- Stored data:
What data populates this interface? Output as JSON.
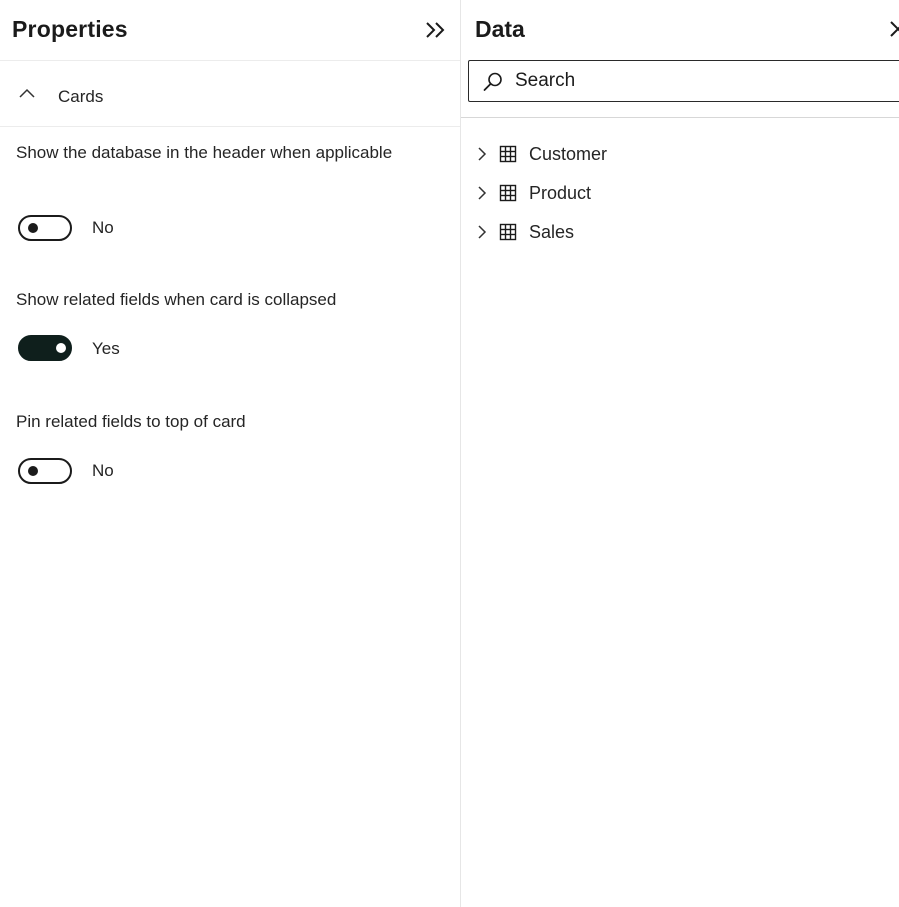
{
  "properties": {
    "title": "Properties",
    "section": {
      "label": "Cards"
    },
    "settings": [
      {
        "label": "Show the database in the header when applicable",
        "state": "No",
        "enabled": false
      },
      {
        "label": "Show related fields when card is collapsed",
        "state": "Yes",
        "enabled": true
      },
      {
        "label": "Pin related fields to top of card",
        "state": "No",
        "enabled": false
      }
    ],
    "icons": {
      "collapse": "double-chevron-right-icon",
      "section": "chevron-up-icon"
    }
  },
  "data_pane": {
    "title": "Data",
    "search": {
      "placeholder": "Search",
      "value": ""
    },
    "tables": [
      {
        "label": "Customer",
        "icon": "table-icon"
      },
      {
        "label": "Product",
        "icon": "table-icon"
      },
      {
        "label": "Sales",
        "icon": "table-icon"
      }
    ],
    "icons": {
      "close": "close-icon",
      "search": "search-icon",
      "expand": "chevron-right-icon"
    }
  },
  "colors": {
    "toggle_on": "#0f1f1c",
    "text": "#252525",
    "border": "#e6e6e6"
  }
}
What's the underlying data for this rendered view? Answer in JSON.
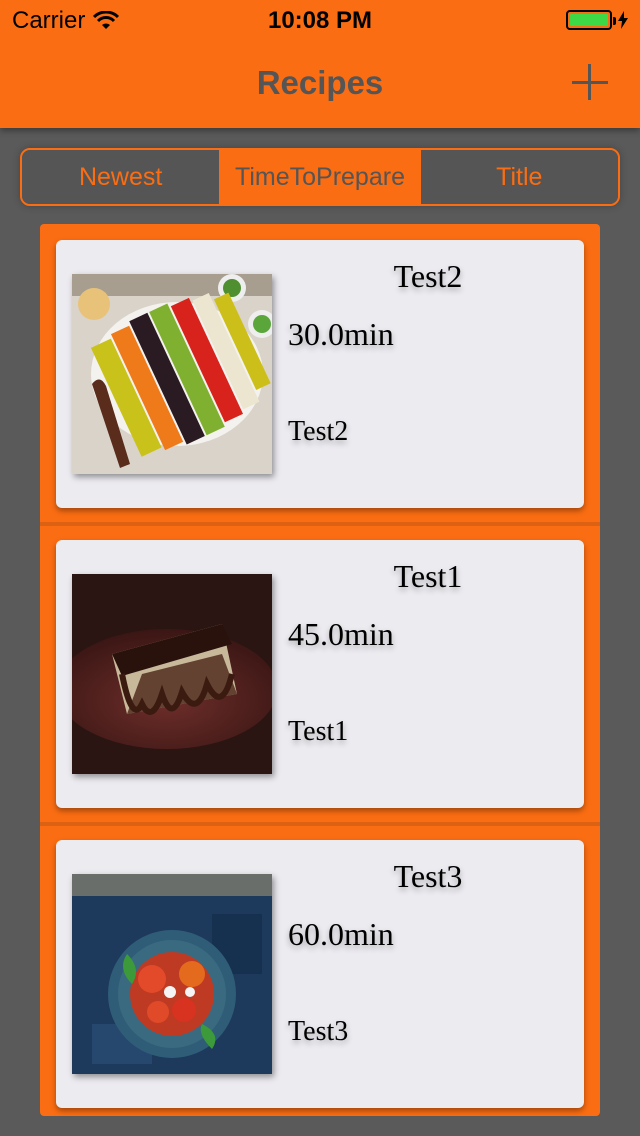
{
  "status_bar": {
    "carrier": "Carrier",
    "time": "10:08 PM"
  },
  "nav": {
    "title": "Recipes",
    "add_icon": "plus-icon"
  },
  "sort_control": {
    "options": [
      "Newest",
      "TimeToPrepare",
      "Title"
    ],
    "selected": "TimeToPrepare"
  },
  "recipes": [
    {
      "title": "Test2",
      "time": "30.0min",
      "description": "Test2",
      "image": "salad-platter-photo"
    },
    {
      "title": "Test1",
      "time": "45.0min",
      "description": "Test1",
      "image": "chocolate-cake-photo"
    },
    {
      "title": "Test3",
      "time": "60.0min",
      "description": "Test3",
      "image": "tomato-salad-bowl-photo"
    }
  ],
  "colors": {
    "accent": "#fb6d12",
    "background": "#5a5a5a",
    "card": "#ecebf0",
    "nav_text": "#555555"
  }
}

==

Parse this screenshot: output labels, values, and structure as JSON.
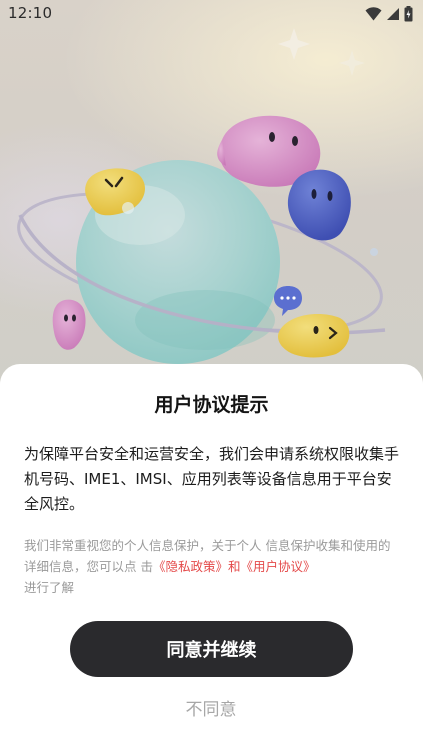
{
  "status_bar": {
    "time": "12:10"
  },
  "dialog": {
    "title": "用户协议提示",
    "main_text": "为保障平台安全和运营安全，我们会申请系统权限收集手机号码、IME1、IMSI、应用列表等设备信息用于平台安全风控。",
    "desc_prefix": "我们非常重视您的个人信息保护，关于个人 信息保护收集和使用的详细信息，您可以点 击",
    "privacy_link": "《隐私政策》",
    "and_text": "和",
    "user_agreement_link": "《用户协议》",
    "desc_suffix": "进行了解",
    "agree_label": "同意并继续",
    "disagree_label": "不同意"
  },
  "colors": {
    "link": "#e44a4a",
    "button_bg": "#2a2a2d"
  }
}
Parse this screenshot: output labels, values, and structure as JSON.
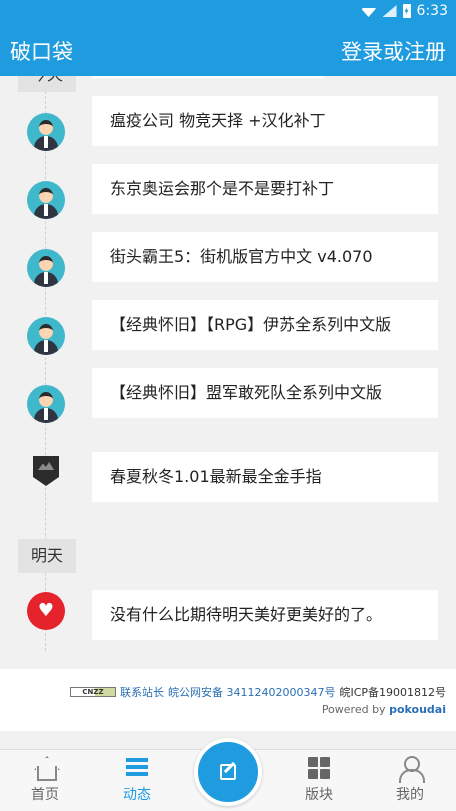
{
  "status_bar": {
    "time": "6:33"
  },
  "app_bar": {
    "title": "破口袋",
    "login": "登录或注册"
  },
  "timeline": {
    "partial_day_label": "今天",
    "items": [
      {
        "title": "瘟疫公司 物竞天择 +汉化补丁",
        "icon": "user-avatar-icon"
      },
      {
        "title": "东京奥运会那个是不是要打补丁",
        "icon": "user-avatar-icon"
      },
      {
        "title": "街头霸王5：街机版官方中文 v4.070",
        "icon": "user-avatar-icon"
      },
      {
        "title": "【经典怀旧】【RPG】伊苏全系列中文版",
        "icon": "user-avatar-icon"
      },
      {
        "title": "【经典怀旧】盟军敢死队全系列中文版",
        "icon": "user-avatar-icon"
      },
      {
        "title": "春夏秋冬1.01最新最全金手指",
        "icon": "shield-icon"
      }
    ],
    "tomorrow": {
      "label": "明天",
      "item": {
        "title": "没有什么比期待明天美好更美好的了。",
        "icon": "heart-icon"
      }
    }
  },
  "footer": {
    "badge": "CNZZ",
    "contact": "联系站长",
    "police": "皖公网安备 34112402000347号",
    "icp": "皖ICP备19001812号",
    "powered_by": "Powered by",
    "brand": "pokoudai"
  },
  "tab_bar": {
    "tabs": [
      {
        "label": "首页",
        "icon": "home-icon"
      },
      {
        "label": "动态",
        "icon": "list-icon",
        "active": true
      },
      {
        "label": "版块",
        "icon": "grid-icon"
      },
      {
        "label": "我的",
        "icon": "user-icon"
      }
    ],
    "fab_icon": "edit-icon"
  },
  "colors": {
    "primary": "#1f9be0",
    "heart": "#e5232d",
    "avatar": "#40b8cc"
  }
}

- What to do:
Tally the lines of the records holding the word "经典怀旧", then state only the tally.

- Full output:
2